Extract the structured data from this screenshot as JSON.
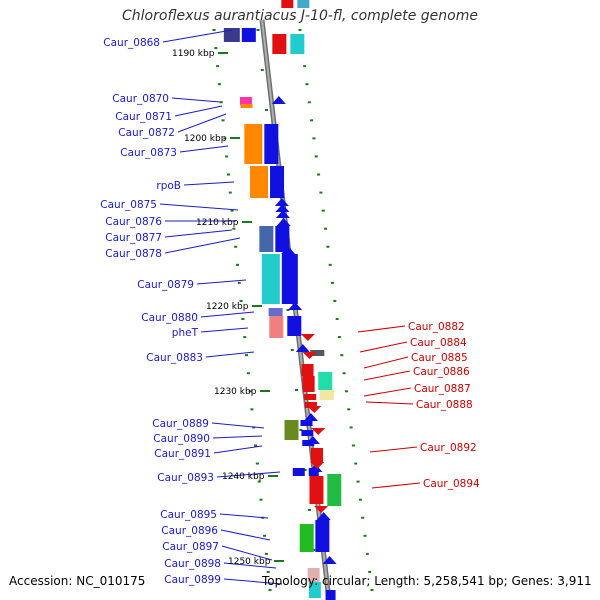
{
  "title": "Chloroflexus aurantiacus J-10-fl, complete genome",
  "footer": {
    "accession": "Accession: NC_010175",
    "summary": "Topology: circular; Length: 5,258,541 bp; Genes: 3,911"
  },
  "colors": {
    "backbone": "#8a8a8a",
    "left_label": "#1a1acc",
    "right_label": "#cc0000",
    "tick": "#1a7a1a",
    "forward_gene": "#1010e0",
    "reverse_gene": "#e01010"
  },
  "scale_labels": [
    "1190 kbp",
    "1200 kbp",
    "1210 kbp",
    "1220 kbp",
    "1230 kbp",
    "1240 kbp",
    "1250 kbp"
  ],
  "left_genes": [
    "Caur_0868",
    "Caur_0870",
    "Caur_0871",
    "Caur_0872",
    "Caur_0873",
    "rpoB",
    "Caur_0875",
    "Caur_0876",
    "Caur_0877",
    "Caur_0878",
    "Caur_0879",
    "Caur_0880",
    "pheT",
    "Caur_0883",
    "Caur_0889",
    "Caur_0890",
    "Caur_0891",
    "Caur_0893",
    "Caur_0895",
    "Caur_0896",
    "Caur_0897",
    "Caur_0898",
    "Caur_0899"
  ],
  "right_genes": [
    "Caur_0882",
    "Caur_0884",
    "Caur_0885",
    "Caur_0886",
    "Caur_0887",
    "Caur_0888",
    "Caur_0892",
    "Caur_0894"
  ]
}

==

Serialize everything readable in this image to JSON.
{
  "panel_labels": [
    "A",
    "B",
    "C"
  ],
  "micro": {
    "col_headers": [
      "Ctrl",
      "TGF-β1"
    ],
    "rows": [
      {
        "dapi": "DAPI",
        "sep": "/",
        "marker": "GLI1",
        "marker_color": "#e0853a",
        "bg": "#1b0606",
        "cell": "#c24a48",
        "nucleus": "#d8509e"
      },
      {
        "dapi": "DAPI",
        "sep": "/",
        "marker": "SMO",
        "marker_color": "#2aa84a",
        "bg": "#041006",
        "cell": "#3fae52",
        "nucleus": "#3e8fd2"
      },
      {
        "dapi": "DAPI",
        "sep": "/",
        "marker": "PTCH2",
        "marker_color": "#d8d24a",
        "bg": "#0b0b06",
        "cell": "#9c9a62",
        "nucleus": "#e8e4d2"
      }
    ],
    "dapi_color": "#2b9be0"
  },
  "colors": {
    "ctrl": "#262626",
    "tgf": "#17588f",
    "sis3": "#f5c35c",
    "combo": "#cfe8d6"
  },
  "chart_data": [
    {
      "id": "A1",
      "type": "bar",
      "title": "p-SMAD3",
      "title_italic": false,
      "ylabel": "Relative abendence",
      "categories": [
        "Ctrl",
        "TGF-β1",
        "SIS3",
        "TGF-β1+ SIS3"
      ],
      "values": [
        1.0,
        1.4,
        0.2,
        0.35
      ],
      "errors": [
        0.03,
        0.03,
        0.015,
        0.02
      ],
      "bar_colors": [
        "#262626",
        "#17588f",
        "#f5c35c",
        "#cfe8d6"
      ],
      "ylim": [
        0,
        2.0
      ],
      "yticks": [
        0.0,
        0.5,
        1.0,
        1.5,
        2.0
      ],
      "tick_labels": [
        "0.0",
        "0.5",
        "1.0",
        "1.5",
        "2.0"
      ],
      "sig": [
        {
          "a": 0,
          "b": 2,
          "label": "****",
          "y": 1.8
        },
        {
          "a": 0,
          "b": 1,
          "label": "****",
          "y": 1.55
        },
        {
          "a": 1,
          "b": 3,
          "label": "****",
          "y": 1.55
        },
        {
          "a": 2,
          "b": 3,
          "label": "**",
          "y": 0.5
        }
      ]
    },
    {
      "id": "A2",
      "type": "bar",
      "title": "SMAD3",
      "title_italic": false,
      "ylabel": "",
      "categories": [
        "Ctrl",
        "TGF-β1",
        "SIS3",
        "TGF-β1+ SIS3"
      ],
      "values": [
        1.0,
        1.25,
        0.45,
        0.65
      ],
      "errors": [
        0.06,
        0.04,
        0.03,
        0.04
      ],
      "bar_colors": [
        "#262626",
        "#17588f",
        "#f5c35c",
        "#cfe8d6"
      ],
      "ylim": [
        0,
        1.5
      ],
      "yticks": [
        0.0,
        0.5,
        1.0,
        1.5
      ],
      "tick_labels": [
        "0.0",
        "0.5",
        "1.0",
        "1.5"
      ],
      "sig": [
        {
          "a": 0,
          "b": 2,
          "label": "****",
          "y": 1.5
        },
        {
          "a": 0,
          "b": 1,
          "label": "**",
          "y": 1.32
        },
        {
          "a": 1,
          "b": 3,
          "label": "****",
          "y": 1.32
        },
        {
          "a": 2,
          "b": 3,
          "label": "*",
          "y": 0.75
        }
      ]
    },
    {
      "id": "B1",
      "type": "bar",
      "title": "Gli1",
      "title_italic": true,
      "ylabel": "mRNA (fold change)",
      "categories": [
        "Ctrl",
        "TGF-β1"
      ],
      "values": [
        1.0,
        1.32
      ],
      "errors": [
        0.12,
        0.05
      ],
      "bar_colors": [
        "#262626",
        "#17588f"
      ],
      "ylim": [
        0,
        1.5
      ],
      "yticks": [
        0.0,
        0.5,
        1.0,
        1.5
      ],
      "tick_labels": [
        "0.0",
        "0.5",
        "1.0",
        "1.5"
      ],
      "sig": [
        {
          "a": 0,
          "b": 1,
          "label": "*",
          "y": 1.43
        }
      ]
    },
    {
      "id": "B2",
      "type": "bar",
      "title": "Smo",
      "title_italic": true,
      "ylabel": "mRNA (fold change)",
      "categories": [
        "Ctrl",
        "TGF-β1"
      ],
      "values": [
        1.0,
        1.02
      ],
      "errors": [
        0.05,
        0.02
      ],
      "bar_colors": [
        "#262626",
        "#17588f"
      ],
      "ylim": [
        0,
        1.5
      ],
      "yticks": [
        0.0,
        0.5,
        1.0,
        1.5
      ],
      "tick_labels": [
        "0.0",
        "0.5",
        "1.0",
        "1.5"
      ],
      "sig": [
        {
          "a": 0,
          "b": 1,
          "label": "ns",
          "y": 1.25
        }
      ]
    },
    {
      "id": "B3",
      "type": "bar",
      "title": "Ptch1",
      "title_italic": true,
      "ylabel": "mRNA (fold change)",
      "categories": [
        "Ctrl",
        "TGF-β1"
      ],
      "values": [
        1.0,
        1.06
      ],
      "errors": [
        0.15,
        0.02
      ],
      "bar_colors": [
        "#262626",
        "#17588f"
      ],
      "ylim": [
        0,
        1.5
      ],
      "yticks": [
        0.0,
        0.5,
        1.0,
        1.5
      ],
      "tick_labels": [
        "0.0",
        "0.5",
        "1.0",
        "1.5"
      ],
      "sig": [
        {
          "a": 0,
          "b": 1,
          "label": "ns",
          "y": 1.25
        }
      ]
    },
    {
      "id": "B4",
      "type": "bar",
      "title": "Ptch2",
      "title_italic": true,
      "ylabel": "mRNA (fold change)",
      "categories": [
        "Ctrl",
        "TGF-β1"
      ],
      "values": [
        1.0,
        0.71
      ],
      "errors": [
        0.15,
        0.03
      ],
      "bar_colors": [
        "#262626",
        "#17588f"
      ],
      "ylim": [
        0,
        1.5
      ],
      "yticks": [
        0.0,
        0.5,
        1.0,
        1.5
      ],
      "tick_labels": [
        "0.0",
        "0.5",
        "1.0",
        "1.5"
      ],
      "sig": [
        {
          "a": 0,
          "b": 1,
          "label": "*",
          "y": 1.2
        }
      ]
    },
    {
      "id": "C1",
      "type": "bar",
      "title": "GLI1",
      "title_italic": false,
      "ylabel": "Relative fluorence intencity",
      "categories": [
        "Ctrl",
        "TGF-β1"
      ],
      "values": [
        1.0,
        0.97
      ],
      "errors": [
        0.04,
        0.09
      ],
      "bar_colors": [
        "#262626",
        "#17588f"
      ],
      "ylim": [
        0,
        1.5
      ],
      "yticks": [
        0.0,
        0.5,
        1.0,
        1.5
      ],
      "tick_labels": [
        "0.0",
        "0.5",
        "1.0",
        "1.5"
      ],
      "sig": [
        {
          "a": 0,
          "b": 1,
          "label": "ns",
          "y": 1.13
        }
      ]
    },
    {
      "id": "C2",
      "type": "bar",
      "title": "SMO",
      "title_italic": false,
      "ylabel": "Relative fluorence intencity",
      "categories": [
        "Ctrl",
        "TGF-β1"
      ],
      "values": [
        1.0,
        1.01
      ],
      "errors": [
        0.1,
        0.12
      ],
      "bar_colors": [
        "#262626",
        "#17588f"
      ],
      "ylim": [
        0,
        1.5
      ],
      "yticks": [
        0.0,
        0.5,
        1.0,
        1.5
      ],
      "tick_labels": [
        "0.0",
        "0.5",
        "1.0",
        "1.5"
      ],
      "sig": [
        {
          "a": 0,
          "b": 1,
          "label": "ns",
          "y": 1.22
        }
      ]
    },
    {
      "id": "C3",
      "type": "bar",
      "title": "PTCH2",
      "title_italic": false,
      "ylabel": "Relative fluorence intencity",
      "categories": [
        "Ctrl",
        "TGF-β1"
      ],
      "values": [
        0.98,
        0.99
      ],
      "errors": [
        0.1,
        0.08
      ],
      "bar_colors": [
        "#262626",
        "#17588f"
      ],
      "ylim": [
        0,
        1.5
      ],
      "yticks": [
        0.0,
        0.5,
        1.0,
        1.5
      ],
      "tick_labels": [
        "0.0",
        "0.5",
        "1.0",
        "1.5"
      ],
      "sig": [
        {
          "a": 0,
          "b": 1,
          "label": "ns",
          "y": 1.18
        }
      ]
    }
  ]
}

■ ASSIGNMENT
Your answer must be a single number: the count of lines in the data that contain the string "cell".

■ EXERCISE RESULT
3